▶ [Given text]
Closed Bug 731074 Opened 12 years ago Closed 11 years ago

console.log not working from a panel's script

Categories

(Add-on SDK Graveyard :: General, defect, P1)

x86_64
Windows 7
defect

Tracking

(Not tracked)

RESOLVED FIXED

People

(Reporter: KWierso, Assigned: zer0)

References

()

Details

Attachments

(2 files)

In the addon linked from this bug's URL, if you click the widget that the addon adds to the addon bar, a panel pops up. If you click the panel's "Log" button, the panel script should log a message to the console, then emit an event back to the main addon script, which logs it again.

As far as I can tell, only the message emitted back to the main addon script is getting logged.

In that panel's script, there's an alert(console.log), which tells me that the console object is defined, and that console.log is a function. It just doesn't seem to be getting logged to where it needs to.

Is the panel implementation eating the logged messages and not passing them on to the various consoles (web/error/terminal)?
(In reply to Wes Kocher (:KWierso) (Jetpack Bugmaster) from comment #0)

▶ [Entries shown]
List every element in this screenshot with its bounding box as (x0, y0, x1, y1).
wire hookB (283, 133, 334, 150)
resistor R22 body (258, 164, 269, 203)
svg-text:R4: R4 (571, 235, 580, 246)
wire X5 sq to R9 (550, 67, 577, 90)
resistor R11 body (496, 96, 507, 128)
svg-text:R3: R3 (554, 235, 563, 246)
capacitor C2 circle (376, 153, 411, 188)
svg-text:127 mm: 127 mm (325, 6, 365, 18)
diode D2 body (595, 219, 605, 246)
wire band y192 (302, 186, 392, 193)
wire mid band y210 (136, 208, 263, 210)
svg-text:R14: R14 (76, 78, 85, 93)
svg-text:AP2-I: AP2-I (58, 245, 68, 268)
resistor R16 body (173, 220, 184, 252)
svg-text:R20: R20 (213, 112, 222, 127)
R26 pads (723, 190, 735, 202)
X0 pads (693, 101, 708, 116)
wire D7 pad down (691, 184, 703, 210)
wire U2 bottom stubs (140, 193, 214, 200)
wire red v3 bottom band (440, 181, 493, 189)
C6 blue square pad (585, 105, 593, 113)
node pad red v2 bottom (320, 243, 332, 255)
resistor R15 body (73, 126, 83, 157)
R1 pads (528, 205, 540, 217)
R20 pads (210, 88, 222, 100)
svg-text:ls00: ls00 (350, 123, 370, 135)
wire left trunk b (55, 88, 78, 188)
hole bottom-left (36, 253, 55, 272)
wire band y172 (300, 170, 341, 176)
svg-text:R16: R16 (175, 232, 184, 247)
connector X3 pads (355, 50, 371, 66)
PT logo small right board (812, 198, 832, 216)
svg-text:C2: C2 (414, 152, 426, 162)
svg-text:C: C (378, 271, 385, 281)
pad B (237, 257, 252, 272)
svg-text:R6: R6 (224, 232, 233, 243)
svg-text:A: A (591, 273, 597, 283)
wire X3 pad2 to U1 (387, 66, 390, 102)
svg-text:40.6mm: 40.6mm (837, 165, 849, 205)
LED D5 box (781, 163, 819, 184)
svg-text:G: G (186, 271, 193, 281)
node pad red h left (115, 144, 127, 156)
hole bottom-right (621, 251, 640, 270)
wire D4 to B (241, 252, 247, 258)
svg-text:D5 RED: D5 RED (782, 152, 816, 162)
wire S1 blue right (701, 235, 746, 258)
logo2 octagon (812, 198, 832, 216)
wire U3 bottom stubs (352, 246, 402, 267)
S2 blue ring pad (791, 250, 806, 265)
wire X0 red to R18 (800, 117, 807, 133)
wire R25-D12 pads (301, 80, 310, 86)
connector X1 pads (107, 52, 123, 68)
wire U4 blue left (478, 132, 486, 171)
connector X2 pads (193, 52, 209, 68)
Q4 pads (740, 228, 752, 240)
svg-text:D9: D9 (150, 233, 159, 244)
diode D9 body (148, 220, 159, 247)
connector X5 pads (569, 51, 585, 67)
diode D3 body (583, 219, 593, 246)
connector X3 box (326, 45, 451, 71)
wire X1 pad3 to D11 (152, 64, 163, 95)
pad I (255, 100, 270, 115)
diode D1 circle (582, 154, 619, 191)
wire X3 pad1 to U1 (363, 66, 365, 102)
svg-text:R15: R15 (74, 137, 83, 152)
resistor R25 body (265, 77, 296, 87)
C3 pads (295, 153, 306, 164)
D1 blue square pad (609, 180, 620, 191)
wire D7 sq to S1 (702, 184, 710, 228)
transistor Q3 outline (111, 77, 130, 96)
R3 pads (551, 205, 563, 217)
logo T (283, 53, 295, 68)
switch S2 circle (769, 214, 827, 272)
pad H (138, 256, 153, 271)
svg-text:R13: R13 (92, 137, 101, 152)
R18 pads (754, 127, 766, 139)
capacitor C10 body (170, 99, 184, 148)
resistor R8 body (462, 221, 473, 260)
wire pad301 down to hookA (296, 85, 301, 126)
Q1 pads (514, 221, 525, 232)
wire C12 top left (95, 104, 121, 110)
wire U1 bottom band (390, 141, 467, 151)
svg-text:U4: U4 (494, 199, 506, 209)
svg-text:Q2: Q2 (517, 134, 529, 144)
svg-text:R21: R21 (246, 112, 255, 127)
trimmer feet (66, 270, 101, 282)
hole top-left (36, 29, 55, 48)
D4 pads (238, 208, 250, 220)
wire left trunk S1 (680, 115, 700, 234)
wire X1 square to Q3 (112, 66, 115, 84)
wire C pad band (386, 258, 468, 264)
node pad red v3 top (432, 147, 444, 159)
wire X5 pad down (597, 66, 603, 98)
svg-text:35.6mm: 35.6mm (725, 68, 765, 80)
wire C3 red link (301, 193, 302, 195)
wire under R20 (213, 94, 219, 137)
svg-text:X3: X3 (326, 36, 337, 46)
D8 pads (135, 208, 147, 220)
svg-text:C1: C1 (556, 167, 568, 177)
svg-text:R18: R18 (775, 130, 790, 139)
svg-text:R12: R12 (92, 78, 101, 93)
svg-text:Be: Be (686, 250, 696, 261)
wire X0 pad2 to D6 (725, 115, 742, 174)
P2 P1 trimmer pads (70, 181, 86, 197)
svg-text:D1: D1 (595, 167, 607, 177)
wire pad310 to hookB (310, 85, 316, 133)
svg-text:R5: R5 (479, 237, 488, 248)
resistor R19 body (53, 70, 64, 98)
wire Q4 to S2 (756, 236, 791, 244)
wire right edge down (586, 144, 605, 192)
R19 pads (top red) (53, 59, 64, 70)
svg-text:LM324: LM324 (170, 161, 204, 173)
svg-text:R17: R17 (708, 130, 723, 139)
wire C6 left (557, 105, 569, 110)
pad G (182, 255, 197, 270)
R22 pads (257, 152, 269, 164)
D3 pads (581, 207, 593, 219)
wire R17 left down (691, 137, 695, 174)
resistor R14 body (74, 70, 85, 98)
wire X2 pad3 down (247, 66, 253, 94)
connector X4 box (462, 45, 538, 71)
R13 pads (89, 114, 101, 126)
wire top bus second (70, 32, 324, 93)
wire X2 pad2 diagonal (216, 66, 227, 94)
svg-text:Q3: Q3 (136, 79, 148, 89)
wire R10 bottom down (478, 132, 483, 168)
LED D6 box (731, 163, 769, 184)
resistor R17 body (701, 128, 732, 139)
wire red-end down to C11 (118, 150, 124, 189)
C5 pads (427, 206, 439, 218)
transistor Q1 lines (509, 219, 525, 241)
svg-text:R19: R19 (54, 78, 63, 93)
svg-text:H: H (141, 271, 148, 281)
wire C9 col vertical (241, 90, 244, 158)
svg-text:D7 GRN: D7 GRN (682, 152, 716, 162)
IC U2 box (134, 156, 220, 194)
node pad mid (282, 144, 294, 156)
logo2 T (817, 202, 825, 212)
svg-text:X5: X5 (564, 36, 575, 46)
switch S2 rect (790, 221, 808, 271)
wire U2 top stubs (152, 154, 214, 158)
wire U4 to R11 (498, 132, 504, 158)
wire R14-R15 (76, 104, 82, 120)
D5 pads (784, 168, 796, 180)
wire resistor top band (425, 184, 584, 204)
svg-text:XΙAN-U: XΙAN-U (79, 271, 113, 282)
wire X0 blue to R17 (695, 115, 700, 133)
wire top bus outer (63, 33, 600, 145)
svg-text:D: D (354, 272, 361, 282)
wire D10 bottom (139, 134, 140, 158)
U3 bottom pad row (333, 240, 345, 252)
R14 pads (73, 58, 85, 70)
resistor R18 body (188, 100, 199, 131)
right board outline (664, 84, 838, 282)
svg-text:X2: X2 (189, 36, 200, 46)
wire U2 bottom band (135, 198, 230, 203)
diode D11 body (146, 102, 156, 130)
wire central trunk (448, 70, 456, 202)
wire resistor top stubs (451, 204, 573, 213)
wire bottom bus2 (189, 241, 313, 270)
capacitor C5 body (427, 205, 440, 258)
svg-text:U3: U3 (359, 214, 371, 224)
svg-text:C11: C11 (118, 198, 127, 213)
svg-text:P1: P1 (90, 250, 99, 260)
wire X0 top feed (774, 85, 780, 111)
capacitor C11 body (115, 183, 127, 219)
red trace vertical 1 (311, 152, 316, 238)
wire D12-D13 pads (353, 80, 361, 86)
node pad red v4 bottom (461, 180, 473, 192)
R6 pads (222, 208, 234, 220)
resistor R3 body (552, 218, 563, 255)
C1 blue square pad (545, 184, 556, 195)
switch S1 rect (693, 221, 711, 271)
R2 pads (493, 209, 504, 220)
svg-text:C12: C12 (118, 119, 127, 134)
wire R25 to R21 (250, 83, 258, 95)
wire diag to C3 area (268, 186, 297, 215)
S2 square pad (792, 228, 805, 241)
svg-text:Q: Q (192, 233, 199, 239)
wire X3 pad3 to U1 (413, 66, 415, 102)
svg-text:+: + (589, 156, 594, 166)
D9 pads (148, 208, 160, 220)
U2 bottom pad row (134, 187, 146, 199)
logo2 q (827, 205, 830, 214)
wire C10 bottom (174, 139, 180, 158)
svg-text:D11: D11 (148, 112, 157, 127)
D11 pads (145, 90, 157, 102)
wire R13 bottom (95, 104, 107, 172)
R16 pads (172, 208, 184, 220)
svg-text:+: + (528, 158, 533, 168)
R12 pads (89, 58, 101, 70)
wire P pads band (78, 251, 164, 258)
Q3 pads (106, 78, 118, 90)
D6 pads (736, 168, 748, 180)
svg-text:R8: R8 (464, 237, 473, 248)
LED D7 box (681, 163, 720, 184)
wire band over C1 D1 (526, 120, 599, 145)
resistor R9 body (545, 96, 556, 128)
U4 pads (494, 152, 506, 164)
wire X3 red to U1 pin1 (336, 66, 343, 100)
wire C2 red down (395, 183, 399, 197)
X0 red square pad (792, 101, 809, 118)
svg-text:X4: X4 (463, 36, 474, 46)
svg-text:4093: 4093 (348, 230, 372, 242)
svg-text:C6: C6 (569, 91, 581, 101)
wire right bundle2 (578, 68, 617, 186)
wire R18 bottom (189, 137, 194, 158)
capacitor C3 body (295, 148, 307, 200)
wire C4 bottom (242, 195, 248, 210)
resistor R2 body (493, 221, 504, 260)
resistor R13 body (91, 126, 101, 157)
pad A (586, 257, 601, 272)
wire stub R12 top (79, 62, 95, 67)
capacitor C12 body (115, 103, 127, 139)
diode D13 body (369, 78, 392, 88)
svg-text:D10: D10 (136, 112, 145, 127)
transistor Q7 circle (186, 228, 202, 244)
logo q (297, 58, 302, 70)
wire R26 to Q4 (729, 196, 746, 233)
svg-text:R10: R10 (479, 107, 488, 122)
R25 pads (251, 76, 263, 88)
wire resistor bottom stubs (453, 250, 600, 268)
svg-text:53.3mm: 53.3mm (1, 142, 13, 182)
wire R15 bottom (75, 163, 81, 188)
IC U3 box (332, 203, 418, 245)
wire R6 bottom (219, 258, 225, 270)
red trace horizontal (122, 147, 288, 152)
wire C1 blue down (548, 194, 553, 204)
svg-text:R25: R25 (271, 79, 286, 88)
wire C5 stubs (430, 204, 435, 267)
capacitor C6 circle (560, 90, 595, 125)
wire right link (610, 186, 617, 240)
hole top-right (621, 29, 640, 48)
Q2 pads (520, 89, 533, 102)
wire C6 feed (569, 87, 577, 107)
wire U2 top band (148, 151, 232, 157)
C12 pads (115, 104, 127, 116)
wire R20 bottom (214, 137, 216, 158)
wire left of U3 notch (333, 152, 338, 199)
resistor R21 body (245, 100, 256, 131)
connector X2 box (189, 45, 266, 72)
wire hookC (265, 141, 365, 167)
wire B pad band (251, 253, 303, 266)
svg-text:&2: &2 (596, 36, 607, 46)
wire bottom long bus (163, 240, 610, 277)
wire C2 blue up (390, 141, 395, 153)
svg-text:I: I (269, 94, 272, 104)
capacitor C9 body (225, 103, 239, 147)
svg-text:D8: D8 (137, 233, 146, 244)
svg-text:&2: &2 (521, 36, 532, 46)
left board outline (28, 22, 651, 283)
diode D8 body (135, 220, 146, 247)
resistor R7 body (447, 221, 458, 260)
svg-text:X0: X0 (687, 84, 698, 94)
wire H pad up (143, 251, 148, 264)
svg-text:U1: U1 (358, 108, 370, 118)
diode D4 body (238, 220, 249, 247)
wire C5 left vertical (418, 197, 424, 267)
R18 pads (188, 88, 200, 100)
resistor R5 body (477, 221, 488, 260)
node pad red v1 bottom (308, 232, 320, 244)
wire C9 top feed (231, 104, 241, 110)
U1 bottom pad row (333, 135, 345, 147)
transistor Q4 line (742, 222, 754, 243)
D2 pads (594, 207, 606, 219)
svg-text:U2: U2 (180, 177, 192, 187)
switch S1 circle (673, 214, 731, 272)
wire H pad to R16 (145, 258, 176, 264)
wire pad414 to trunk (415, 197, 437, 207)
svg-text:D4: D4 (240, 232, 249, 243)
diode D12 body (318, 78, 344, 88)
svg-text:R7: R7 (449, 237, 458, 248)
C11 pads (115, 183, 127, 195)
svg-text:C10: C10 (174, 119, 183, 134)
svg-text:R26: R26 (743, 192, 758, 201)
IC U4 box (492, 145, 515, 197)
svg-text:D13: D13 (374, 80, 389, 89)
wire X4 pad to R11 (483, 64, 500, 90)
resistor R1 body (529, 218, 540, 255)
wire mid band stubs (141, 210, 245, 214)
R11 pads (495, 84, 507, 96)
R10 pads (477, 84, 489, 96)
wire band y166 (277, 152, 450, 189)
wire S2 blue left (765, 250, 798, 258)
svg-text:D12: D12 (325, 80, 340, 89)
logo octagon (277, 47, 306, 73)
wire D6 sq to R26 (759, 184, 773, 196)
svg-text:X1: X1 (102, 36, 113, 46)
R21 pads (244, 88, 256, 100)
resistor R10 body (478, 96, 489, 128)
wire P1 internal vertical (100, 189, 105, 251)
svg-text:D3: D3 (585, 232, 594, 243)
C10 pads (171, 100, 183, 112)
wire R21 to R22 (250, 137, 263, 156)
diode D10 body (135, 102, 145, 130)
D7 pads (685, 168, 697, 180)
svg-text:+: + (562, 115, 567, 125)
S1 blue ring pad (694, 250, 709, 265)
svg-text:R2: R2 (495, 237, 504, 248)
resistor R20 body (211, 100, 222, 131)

▶ [Exercise brief]
Please answer these questions from the bug report, one line each:
1. What operating system is listed for the bug?
2. Who is the bug assigned to?
3. What does the alert(console.log) in the panel's script show?
The records are not needed here.

▶ [Solution below]
1. Windows 7.
2. zer0.
3. It shows that the console object is defined and that console.log is a function.